(Job) Take each line that has the word "together" and return it.

[Begin Data for this task]

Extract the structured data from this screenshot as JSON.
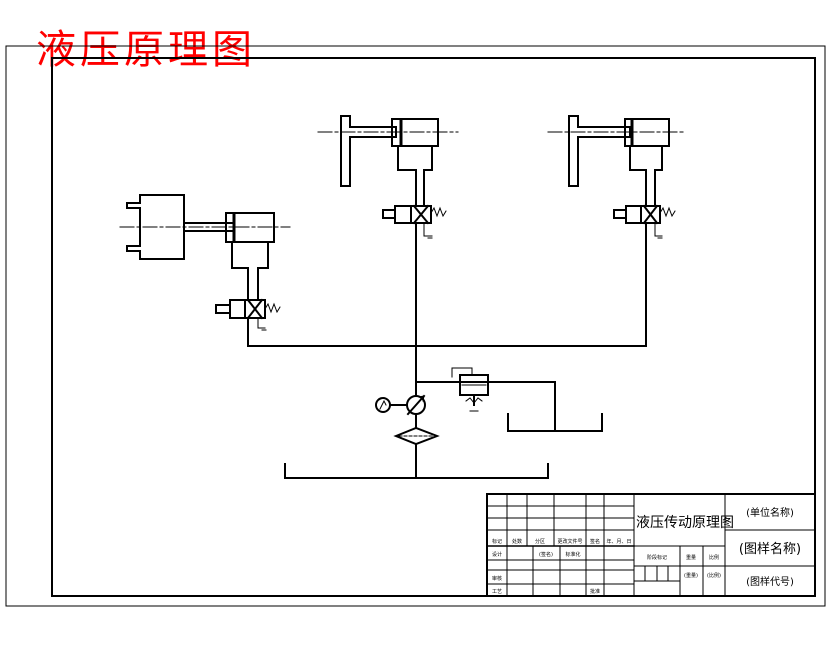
{
  "heading": "液压原理图",
  "title_block": {
    "drawing_title": "液压传动原理图",
    "unit_name": "(单位名称)",
    "drawing_name": "(图样名称)",
    "drawing_code": "(图样代号)",
    "row_labels": {
      "mark": "标记",
      "count": "处数",
      "zone": "分区",
      "change_doc": "更改文件号",
      "signature": "签名",
      "date": "年、月、日",
      "design": "设计",
      "sign": "(签名)",
      "standardization": "标准化",
      "review": "审核",
      "process": "工艺",
      "approve": "批准",
      "stage_mark": "阶段标记",
      "weight": "重量",
      "scale": "比例",
      "weight_val": "(重量)",
      "scale_val": "(比例)"
    }
  },
  "colors": {
    "heading": "#ff0000",
    "line": "#000000"
  }
}
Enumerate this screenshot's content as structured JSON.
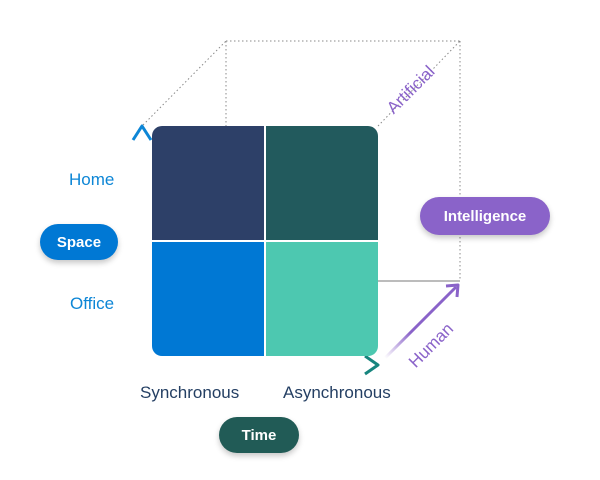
{
  "colors": {
    "cell_top_left": "#2d4068",
    "cell_top_right": "#225a5d",
    "cell_bottom_left": "#0078d4",
    "cell_bottom_right": "#4dc8b0",
    "space_axis": "#0d86d6",
    "time_axis": "#17857e",
    "intelligence_axis": "#8a63c9",
    "space_pill": "#0078d4",
    "time_pill": "#215b56",
    "intelligence_pill": "#8a63c9",
    "label_text": "#243f63",
    "dotted_line": "#8a8a8a"
  },
  "space_axis": {
    "pill_label": "Space",
    "top_label": "Home",
    "bottom_label": "Office"
  },
  "time_axis": {
    "pill_label": "Time",
    "left_label": "Synchronous",
    "right_label": "Asynchronous"
  },
  "intelligence_axis": {
    "pill_label": "Intelligence",
    "upper_label": "Artificial",
    "lower_label": "Human"
  }
}
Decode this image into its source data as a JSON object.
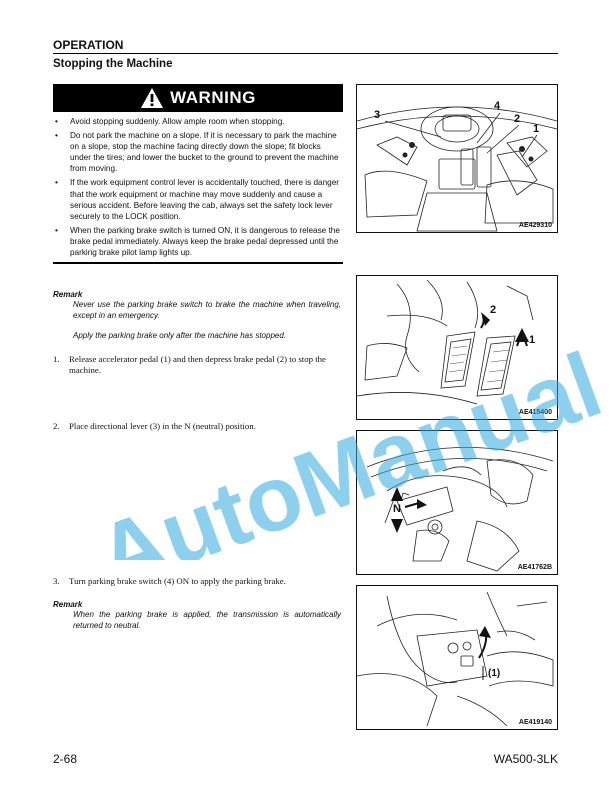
{
  "header": {
    "section": "OPERATION",
    "title": "Stopping the Machine"
  },
  "warning": {
    "label": "WARNING",
    "items": [
      "Avoid stopping suddenly. Allow ample room when stopping.",
      "Do not park the machine on a slope. If it is necessary to park the machine on a slope, stop the machine facing directly down the slope; fit blocks under the tires; and lower the bucket to the ground to prevent the machine from moving.",
      "If the work equipment control lever is accidentally touched, there is danger that the work equipment or machine may move suddenly and cause a serious accident. Before leaving the cab, always set the safety lock lever securely to the LOCK position.",
      "When the parking brake switch is turned ON, it is dangerous to release the brake pedal immediately. Always keep the brake pedal depressed until the parking brake pilot lamp lights up."
    ]
  },
  "remark1": {
    "heading": "Remark",
    "lines": [
      "Never use the parking brake switch to brake the machine when traveling, except in an emergency.",
      "Apply the parking brake only after the machine has stopped."
    ]
  },
  "steps": [
    {
      "num": "1.",
      "text": "Release accelerator pedal (1) and then depress brake pedal (2) to stop the machine."
    },
    {
      "num": "2.",
      "text": "Place directional lever (3) in the N (neutral) position."
    },
    {
      "num": "3.",
      "text": "Turn parking brake switch (4) ON to apply the parking brake."
    }
  ],
  "remark2": {
    "heading": "Remark",
    "text": "When the parking brake is applied, the transmission is automatically returned to neutral."
  },
  "figures": [
    {
      "code": "AE429310",
      "callouts": [
        "3",
        "4",
        "2",
        "1"
      ]
    },
    {
      "code": "AE415400",
      "callouts": [
        "2",
        "1"
      ]
    },
    {
      "code": "AE41762B",
      "callouts": [
        "N"
      ]
    },
    {
      "code": "AE419140",
      "callouts": [
        "(1)"
      ]
    }
  ],
  "watermark": "AutoManual",
  "footer": {
    "page": "2-68",
    "model": "WA500-3LK"
  }
}
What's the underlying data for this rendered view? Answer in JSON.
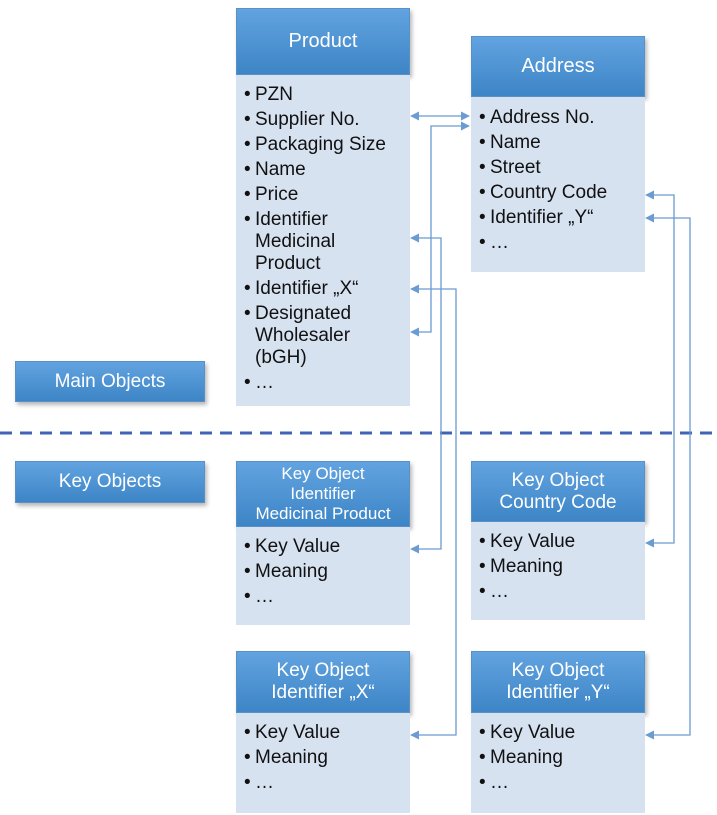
{
  "labels": {
    "main_objects": "Main Objects",
    "key_objects": "Key Objects"
  },
  "product": {
    "title": "Product",
    "items": [
      "PZN",
      "Supplier No.",
      "Packaging Size",
      "Name",
      "Price",
      "Identifier\nMedicinal\nProduct",
      "Identifier „X“",
      "Designated\nWholesaler\n(bGH)",
      "…"
    ]
  },
  "address": {
    "title": "Address",
    "items": [
      "Address No.",
      "Name",
      "Street",
      "Country Code",
      "Identifier „Y“",
      "…"
    ]
  },
  "key_medicinal": {
    "title": "Key Object\nIdentifier\nMedicinal Product",
    "items": [
      "Key Value",
      "Meaning",
      "…"
    ]
  },
  "key_country": {
    "title": "Key Object\nCountry Code",
    "items": [
      "Key Value",
      "Meaning",
      "…"
    ]
  },
  "key_x": {
    "title": "Key Object\nIdentifier „X“",
    "items": [
      "Key Value",
      "Meaning",
      "…"
    ]
  },
  "key_y": {
    "title": "Key Object\nIdentifier „Y“",
    "items": [
      "Key Value",
      "Meaning",
      "…"
    ]
  },
  "colors": {
    "header": "#3d85c6",
    "body": "#d7e2f1",
    "connector": "#6a9bd1",
    "divider": "#3f64b4"
  }
}
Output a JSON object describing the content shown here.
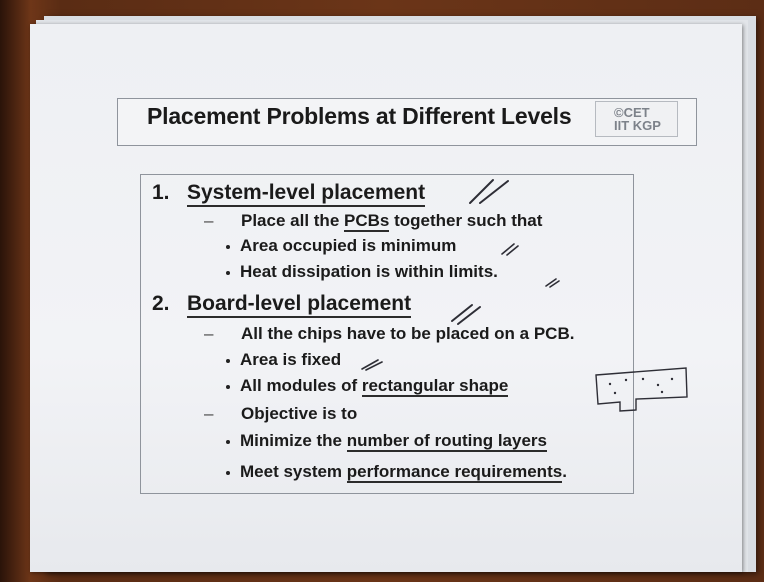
{
  "slide": {
    "title": "Placement Problems at Different Levels",
    "logo_line1": "©CET",
    "logo_line2": "IIT KGP"
  },
  "items": {
    "h1_num": "1.",
    "h1_text": "System-level placement",
    "h1_sub1": "Place all the PCBs together such that",
    "h1_sub1_pre": "Place all the ",
    "h1_sub1_pcb": "PCBs",
    "h1_sub1_post": " together such that",
    "h1_b1": "Area occupied is minimum",
    "h1_b2": "Heat dissipation is within limits.",
    "h2_num": "2.",
    "h2_text": "Board-level placement",
    "h2_sub1": "All the chips have to be placed on a PCB.",
    "h2_b1": "Area is fixed",
    "h2_b2_pre": "All modules of ",
    "h2_b2_u": "rectangular shape",
    "h2_sub2": "Objective is to",
    "h2_b3_pre": "Minimize the ",
    "h2_b3_u": "number of routing layers",
    "h2_b4_pre": "Meet system ",
    "h2_b4_u": "performance requirements",
    "h2_b4_post": "."
  }
}
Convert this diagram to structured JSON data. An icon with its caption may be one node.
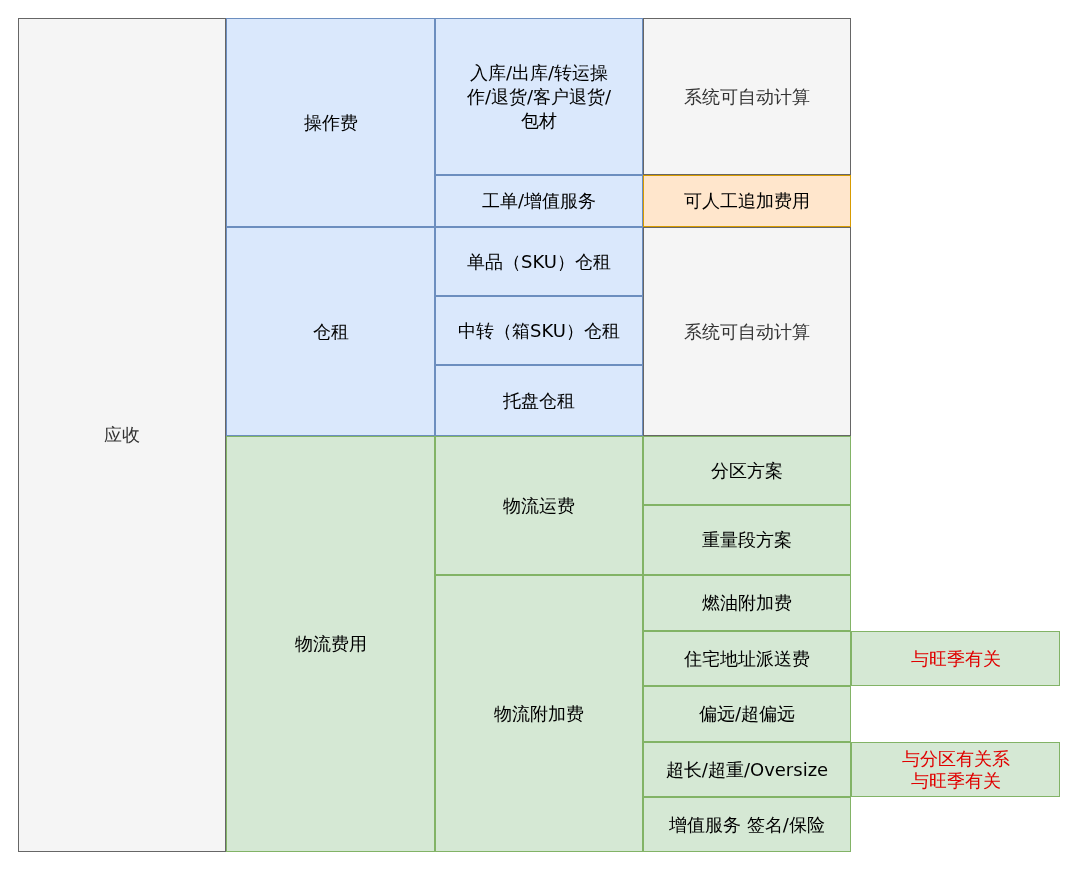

[End Data for this task]

(Completed exercise)
    "h1_sub1": "Place all the PCBs together such that",
    "h1_sub1_post": " together such that",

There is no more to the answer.